DATA EXTRACT:
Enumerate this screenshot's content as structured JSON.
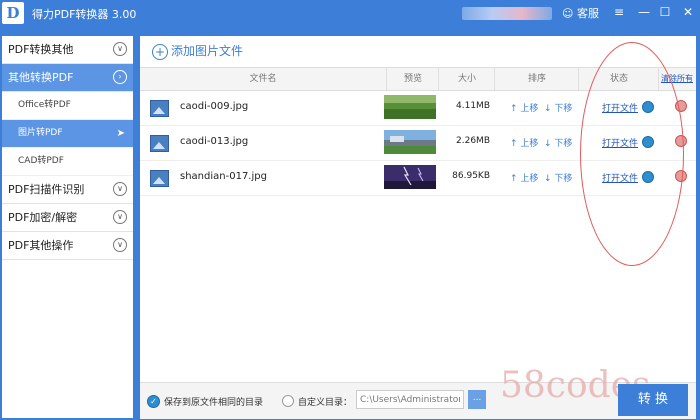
{
  "titlebar": {
    "logo_letter": "D",
    "title": "得力PDF转换器 3.00",
    "service_label": "客服",
    "service_icon": "headset-icon",
    "minimize": "—",
    "maximize": "☐",
    "close": "✕"
  },
  "sidebar": {
    "items": [
      {
        "label": "PDF转换其他",
        "chevron": "∨"
      },
      {
        "label": "其他转换PDF",
        "chevron": "›"
      },
      {
        "label": "PDF扫描件识别",
        "chevron": "∨"
      },
      {
        "label": "PDF加密/解密",
        "chevron": "∨"
      },
      {
        "label": "PDF其他操作",
        "chevron": "∨"
      }
    ],
    "sub_items": [
      {
        "label": "Office转PDF"
      },
      {
        "label": "图片转PDF"
      },
      {
        "label": "CAD转PDF"
      }
    ],
    "active_arrow": "➤"
  },
  "main": {
    "add_button": "添加图片文件",
    "clear_all": "清除所有",
    "columns": [
      "文件名",
      "预览",
      "大小",
      "排序",
      "状态"
    ],
    "rows": [
      {
        "name": "caodi-009.jpg",
        "size": "4.11MB",
        "up": "上移",
        "down": "下移",
        "status": "打开文件"
      },
      {
        "name": "caodi-013.jpg",
        "size": "2.26MB",
        "up": "上移",
        "down": "下移",
        "status": "打开文件"
      },
      {
        "name": "shandian-017.jpg",
        "size": "86.95KB",
        "up": "上移",
        "down": "下移",
        "status": "打开文件"
      }
    ]
  },
  "footer": {
    "save_same_dir": "保存到原文件相同的目录",
    "custom_dir": "自定义目录：",
    "path_value": "C:\\Users\\Administrator\\...",
    "browse": "...",
    "convert": "转 换"
  },
  "watermark": "58codes",
  "colors": {
    "accent": "#3d7fd8",
    "active": "#5b95e3",
    "highlight": "#e15a5a"
  }
}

TASK TO CARRY OUT: Every line above should be returned word for word, with the pictures left behind.

COMPLETE ANSWER:
Enumerate this screenshot's content as structured JSON.
{
  "titlebar": {
    "logo_letter": "D",
    "title": "得力PDF转换器 3.00",
    "service_label": "客服",
    "service_icon": "headset-icon",
    "minimize": "—",
    "maximize": "☐",
    "close": "✕"
  },
  "sidebar": {
    "items": [
      {
        "label": "PDF转换其他",
        "chevron": "∨"
      },
      {
        "label": "其他转换PDF",
        "chevron": "›"
      },
      {
        "label": "PDF扫描件识别",
        "chevron": "∨"
      },
      {
        "label": "PDF加密/解密",
        "chevron": "∨"
      },
      {
        "label": "PDF其他操作",
        "chevron": "∨"
      }
    ],
    "sub_items": [
      {
        "label": "Office转PDF"
      },
      {
        "label": "图片转PDF"
      },
      {
        "label": "CAD转PDF"
      }
    ],
    "active_arrow": "➤"
  },
  "main": {
    "add_button": "添加图片文件",
    "clear_all": "清除所有",
    "columns": [
      "文件名",
      "预览",
      "大小",
      "排序",
      "状态"
    ],
    "rows": [
      {
        "name": "caodi-009.jpg",
        "size": "4.11MB",
        "up": "上移",
        "down": "下移",
        "status": "打开文件"
      },
      {
        "name": "caodi-013.jpg",
        "size": "2.26MB",
        "up": "上移",
        "down": "下移",
        "status": "打开文件"
      },
      {
        "name": "shandian-017.jpg",
        "size": "86.95KB",
        "up": "上移",
        "down": "下移",
        "status": "打开文件"
      }
    ]
  },
  "footer": {
    "save_same_dir": "保存到原文件相同的目录",
    "custom_dir": "自定义目录：",
    "path_value": "C:\\Users\\Administrator\\...",
    "browse": "...",
    "convert": "转 换"
  },
  "watermark": "58codes",
  "colors": {
    "accent": "#3d7fd8",
    "active": "#5b95e3",
    "highlight": "#e15a5a"
  }
}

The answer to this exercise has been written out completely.